▶ _Prompt_
Every record must be transcribed in its entirety, apart from the images, which are to be omitted.
# # # # #
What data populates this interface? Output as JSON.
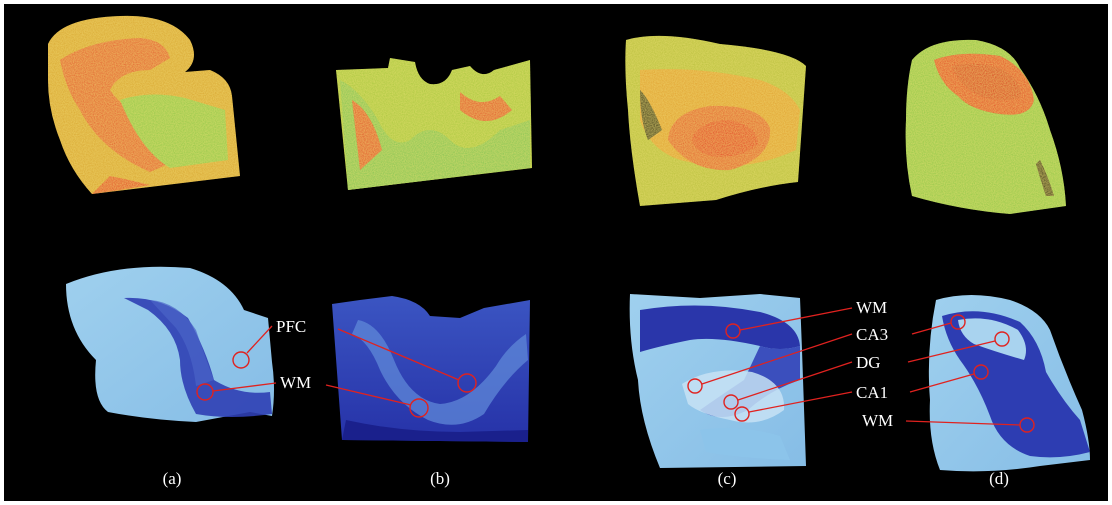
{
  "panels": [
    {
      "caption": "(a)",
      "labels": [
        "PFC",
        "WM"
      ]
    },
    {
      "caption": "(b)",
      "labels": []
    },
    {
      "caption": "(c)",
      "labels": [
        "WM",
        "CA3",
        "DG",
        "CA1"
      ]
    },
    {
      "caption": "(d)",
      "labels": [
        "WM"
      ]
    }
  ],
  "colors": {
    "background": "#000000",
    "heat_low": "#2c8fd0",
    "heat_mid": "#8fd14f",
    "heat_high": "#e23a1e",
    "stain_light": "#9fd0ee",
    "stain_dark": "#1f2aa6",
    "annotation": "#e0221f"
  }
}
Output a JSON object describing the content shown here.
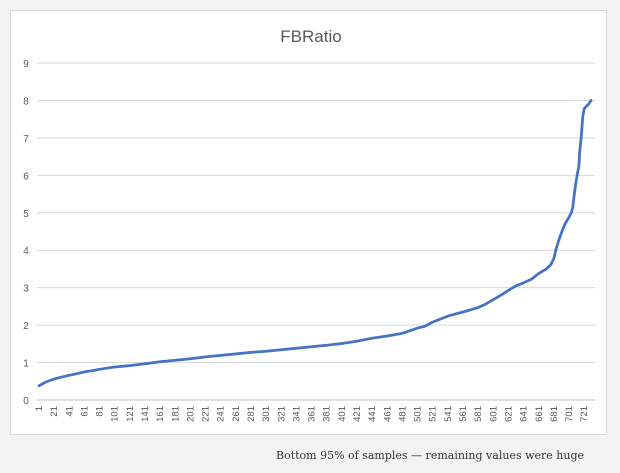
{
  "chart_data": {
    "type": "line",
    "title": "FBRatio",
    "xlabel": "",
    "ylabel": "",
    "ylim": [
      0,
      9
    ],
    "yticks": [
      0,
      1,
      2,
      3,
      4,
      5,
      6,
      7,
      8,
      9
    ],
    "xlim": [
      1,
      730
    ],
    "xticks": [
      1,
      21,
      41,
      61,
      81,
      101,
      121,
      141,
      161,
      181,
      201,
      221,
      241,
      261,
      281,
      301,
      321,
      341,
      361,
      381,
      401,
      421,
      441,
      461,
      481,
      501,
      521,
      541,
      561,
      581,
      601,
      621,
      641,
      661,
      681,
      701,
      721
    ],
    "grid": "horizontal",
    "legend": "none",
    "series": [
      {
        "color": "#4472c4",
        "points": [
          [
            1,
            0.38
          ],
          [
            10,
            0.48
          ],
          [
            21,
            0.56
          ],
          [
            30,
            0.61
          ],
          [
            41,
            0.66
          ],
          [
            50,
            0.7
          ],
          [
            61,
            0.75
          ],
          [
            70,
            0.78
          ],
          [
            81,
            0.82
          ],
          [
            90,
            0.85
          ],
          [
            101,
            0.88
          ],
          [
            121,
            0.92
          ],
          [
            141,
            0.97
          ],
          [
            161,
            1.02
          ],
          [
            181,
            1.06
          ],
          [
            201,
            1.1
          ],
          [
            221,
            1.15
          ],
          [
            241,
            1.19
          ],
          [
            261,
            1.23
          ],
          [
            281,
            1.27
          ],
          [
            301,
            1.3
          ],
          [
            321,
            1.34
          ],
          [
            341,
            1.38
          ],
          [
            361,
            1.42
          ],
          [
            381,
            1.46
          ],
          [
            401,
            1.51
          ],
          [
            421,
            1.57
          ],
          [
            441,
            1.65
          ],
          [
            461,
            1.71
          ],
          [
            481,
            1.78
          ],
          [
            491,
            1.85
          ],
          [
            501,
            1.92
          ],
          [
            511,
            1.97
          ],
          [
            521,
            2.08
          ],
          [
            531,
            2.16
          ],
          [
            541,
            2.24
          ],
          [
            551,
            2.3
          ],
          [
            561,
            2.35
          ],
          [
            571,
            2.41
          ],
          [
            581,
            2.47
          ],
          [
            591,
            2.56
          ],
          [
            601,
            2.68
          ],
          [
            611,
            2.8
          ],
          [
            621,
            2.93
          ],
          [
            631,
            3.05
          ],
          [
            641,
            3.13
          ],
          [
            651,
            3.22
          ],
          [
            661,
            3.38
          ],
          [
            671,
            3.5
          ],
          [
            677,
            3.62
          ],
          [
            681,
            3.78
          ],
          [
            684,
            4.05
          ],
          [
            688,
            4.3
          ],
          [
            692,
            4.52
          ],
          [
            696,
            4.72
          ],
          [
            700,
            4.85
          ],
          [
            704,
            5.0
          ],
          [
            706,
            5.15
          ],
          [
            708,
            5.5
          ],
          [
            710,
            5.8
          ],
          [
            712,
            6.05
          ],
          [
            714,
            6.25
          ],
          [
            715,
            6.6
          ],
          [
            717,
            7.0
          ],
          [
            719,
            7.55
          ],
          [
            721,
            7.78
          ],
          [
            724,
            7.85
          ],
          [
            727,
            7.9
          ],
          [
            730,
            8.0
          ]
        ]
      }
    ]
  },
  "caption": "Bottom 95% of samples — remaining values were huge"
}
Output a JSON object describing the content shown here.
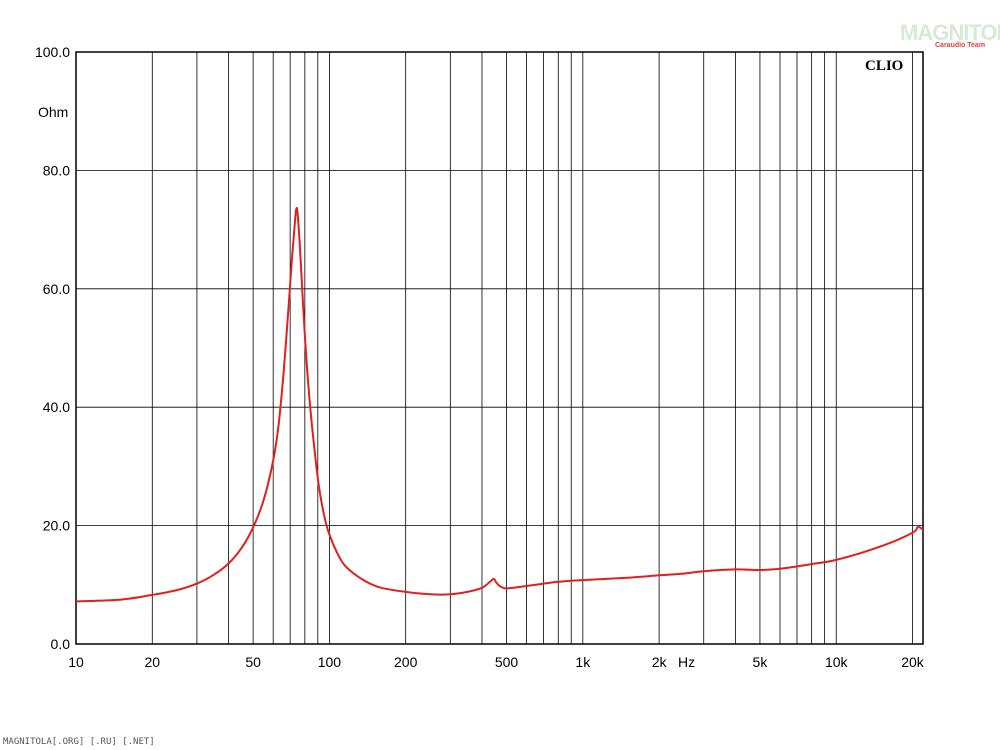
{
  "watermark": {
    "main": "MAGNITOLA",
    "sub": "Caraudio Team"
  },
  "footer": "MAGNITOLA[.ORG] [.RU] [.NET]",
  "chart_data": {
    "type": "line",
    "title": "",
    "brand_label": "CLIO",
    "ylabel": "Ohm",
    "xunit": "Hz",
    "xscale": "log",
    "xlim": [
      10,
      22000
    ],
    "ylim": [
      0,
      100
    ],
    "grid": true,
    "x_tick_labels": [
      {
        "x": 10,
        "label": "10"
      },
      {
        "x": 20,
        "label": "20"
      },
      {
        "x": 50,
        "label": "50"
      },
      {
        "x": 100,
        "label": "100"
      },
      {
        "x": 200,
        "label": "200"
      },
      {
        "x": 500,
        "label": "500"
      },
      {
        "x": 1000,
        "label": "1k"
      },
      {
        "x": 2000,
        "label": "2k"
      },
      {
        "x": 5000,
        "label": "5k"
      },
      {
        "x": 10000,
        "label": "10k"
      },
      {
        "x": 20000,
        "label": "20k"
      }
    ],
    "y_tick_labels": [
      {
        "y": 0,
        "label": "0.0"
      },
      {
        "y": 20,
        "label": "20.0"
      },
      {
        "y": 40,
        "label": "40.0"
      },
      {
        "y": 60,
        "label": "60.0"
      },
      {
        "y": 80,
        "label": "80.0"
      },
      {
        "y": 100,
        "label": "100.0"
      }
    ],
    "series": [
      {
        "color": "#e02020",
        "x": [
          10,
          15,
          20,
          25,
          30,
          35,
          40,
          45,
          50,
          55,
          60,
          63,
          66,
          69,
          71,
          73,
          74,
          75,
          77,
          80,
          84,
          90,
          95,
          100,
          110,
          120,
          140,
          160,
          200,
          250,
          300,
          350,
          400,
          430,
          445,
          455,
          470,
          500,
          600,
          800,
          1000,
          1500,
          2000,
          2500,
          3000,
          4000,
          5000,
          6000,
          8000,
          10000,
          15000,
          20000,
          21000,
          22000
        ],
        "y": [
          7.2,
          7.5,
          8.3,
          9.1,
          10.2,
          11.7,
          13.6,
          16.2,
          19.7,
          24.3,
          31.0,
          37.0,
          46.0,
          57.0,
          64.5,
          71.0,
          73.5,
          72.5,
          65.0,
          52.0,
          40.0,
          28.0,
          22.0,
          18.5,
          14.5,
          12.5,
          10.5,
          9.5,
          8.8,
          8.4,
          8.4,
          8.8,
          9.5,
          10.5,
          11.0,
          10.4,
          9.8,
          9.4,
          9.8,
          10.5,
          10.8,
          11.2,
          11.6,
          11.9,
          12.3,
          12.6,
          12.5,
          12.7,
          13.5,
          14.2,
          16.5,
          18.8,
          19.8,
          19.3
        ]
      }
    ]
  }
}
# # # # #
▶ _The output_
What data populates this interface? Output as JSON.
{
  "panels": [
    {
      "caption": "(a)",
      "labels": [
        "PFC",
        "WM"
      ]
    },
    {
      "caption": "(b)",
      "labels": []
    },
    {
      "caption": "(c)",
      "labels": [
        "WM",
        "CA3",
        "DG",
        "CA1"
      ]
    },
    {
      "caption": "(d)",
      "labels": [
        "WM"
      ]
    }
  ],
  "colors": {
    "background": "#000000",
    "heat_low": "#2c8fd0",
    "heat_mid": "#8fd14f",
    "heat_high": "#e23a1e",
    "stain_light": "#9fd0ee",
    "stain_dark": "#1f2aa6",
    "annotation": "#e0221f"
  }
}
Output a JSON object describing the content shown here.
{
  "chart_data": {
    "type": "line",
    "title": "FBRatio",
    "xlabel": "",
    "ylabel": "",
    "ylim": [
      0,
      9
    ],
    "yticks": [
      0,
      1,
      2,
      3,
      4,
      5,
      6,
      7,
      8,
      9
    ],
    "xlim": [
      1,
      730
    ],
    "xticks": [
      1,
      21,
      41,
      61,
      81,
      101,
      121,
      141,
      161,
      181,
      201,
      221,
      241,
      261,
      281,
      301,
      321,
      341,
      361,
      381,
      401,
      421,
      441,
      461,
      481,
      501,
      521,
      541,
      561,
      581,
      601,
      621,
      641,
      661,
      681,
      701,
      721
    ],
    "grid": "horizontal",
    "legend": "none",
    "series": [
      {
        "color": "#4472c4",
        "points": [
          [
            1,
            0.38
          ],
          [
            10,
            0.48
          ],
          [
            21,
            0.56
          ],
          [
            30,
            0.61
          ],
          [
            41,
            0.66
          ],
          [
            50,
            0.7
          ],
          [
            61,
            0.75
          ],
          [
            70,
            0.78
          ],
          [
            81,
            0.82
          ],
          [
            90,
            0.85
          ],
          [
            101,
            0.88
          ],
          [
            121,
            0.92
          ],
          [
            141,
            0.97
          ],
          [
            161,
            1.02
          ],
          [
            181,
            1.06
          ],
          [
            201,
            1.1
          ],
          [
            221,
            1.15
          ],
          [
            241,
            1.19
          ],
          [
            261,
            1.23
          ],
          [
            281,
            1.27
          ],
          [
            301,
            1.3
          ],
          [
            321,
            1.34
          ],
          [
            341,
            1.38
          ],
          [
            361,
            1.42
          ],
          [
            381,
            1.46
          ],
          [
            401,
            1.51
          ],
          [
            421,
            1.57
          ],
          [
            441,
            1.65
          ],
          [
            461,
            1.71
          ],
          [
            481,
            1.78
          ],
          [
            491,
            1.85
          ],
          [
            501,
            1.92
          ],
          [
            511,
            1.97
          ],
          [
            521,
            2.08
          ],
          [
            531,
            2.16
          ],
          [
            541,
            2.24
          ],
          [
            551,
            2.3
          ],
          [
            561,
            2.35
          ],
          [
            571,
            2.41
          ],
          [
            581,
            2.47
          ],
          [
            591,
            2.56
          ],
          [
            601,
            2.68
          ],
          [
            611,
            2.8
          ],
          [
            621,
            2.93
          ],
          [
            631,
            3.05
          ],
          [
            641,
            3.13
          ],
          [
            651,
            3.22
          ],
          [
            661,
            3.38
          ],
          [
            671,
            3.5
          ],
          [
            677,
            3.62
          ],
          [
            681,
            3.78
          ],
          [
            684,
            4.05
          ],
          [
            688,
            4.3
          ],
          [
            692,
            4.52
          ],
          [
            696,
            4.72
          ],
          [
            700,
            4.85
          ],
          [
            704,
            5.0
          ],
          [
            706,
            5.15
          ],
          [
            708,
            5.5
          ],
          [
            710,
            5.8
          ],
          [
            712,
            6.05
          ],
          [
            714,
            6.25
          ],
          [
            715,
            6.6
          ],
          [
            717,
            7.0
          ],
          [
            719,
            7.55
          ],
          [
            721,
            7.78
          ],
          [
            724,
            7.85
          ],
          [
            727,
            7.9
          ],
          [
            730,
            8.0
          ]
        ]
      }
    ]
  },
  "caption": "Bottom 95% of samples — remaining values were huge"
}
Output a JSON object describing the content shown here.
{
  "watermark": {
    "main": "MAGNITOLA",
    "sub": "Caraudio Team"
  },
  "footer": "MAGNITOLA[.ORG] [.RU] [.NET]",
  "chart_data": {
    "type": "line",
    "title": "",
    "brand_label": "CLIO",
    "ylabel": "Ohm",
    "xunit": "Hz",
    "xscale": "log",
    "xlim": [
      10,
      22000
    ],
    "ylim": [
      0,
      100
    ],
    "grid": true,
    "x_tick_labels": [
      {
        "x": 10,
        "label": "10"
      },
      {
        "x": 20,
        "label": "20"
      },
      {
        "x": 50,
        "label": "50"
      },
      {
        "x": 100,
        "label": "100"
      },
      {
        "x": 200,
        "label": "200"
      },
      {
        "x": 500,
        "label": "500"
      },
      {
        "x": 1000,
        "label": "1k"
      },
      {
        "x": 2000,
        "label": "2k"
      },
      {
        "x": 5000,
        "label": "5k"
      },
      {
        "x": 10000,
        "label": "10k"
      },
      {
        "x": 20000,
        "label": "20k"
      }
    ],
    "y_tick_labels": [
      {
        "y": 0,
        "label": "0.0"
      },
      {
        "y": 20,
        "label": "20.0"
      },
      {
        "y": 40,
        "label": "40.0"
      },
      {
        "y": 60,
        "label": "60.0"
      },
      {
        "y": 80,
        "label": "80.0"
      },
      {
        "y": 100,
        "label": "100.0"
      }
    ],
    "series": [
      {
        "color": "#e02020",
        "x": [
          10,
          15,
          20,
          25,
          30,
          35,
          40,
          45,
          50,
          55,
          60,
          63,
          66,
          69,
          71,
          73,
          74,
          75,
          77,
          80,
          84,
          90,
          95,
          100,
          110,
          120,
          140,
          160,
          200,
          250,
          300,
          350,
          400,
          430,
          445,
          455,
          470,
          500,
          600,
          800,
          1000,
          1500,
          2000,
          2500,
          3000,
          4000,
          5000,
          6000,
          8000,
          10000,
          15000,
          20000,
          21000,
          22000
        ],
        "y": [
          7.2,
          7.5,
          8.3,
          9.1,
          10.2,
          11.7,
          13.6,
          16.2,
          19.7,
          24.3,
          31.0,
          37.0,
          46.0,
          57.0,
          64.5,
          71.0,
          73.5,
          72.5,
          65.0,
          52.0,
          40.0,
          28.0,
          22.0,
          18.5,
          14.5,
          12.5,
          10.5,
          9.5,
          8.8,
          8.4,
          8.4,
          8.8,
          9.5,
          10.5,
          11.0,
          10.4,
          9.8,
          9.4,
          9.8,
          10.5,
          10.8,
          11.2,
          11.6,
          11.9,
          12.3,
          12.6,
          12.5,
          12.7,
          13.5,
          14.2,
          16.5,
          18.8,
          19.8,
          19.3
        ]
      }
    ]
  }
}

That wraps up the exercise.